**Exercise goal**
Reproduce all lines of the listing below in which the word "color" occurs.

**Raw data**
══════════

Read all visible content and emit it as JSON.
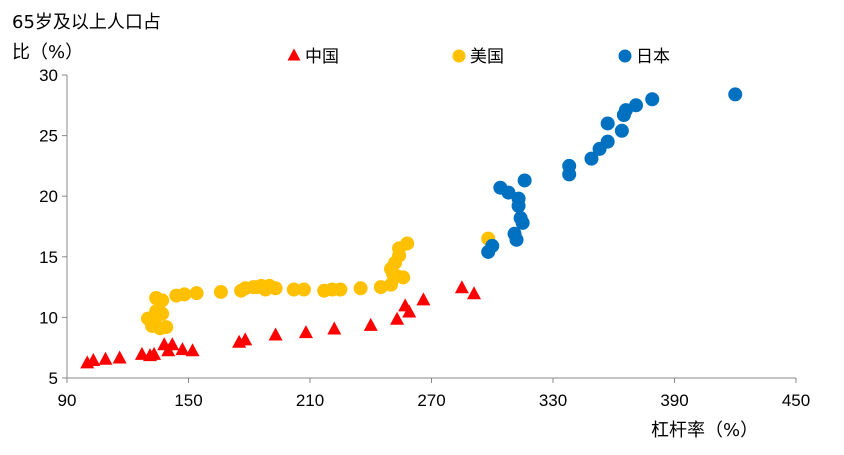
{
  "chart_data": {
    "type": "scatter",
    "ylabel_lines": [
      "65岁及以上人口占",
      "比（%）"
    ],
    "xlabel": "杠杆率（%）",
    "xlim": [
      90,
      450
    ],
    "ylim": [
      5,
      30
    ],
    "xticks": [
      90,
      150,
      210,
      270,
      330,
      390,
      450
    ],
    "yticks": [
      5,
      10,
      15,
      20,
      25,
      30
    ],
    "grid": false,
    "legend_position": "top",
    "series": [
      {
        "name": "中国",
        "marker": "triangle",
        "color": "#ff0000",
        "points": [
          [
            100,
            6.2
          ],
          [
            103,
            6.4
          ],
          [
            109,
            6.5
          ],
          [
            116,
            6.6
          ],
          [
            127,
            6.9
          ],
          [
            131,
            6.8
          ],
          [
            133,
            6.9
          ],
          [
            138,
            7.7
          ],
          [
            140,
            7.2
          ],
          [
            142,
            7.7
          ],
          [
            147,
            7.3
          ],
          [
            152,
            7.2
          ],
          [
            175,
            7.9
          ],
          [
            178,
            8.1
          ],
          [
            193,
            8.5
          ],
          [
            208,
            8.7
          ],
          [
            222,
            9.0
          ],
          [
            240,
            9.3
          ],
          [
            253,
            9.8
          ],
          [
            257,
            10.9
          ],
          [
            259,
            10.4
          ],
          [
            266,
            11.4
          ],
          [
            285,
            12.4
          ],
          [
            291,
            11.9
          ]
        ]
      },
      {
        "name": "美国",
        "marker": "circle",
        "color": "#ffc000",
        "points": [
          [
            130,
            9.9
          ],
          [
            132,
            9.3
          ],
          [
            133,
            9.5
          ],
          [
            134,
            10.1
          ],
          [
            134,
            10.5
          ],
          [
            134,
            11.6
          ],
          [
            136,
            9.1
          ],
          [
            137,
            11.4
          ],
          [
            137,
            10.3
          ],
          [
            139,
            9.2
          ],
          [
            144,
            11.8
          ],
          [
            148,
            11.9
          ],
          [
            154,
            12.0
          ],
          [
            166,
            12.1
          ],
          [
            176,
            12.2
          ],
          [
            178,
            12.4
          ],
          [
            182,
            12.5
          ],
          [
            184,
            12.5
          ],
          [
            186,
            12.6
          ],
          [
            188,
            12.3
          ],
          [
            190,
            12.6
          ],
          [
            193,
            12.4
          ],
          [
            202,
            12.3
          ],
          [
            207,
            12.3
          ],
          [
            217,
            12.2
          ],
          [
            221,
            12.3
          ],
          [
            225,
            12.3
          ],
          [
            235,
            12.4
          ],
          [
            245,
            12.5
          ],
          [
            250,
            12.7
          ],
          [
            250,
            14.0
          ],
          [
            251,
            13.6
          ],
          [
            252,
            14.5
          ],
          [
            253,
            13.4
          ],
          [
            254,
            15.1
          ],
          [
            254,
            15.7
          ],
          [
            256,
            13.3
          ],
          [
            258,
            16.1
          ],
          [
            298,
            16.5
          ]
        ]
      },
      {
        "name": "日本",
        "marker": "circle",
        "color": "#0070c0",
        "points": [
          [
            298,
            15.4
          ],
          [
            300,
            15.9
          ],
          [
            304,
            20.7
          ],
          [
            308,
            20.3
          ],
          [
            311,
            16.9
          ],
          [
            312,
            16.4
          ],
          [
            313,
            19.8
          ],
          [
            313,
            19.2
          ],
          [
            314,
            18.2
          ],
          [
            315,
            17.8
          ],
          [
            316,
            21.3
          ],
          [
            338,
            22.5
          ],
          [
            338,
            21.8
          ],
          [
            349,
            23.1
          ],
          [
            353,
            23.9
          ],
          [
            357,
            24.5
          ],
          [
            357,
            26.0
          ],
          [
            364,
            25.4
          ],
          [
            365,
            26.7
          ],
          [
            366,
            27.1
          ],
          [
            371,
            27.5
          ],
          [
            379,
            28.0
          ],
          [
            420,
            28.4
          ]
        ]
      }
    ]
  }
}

══════════

**Exercise result**
        "color": "#ff0000",
        "color": "#ffc000",
        "color": "#0070c0",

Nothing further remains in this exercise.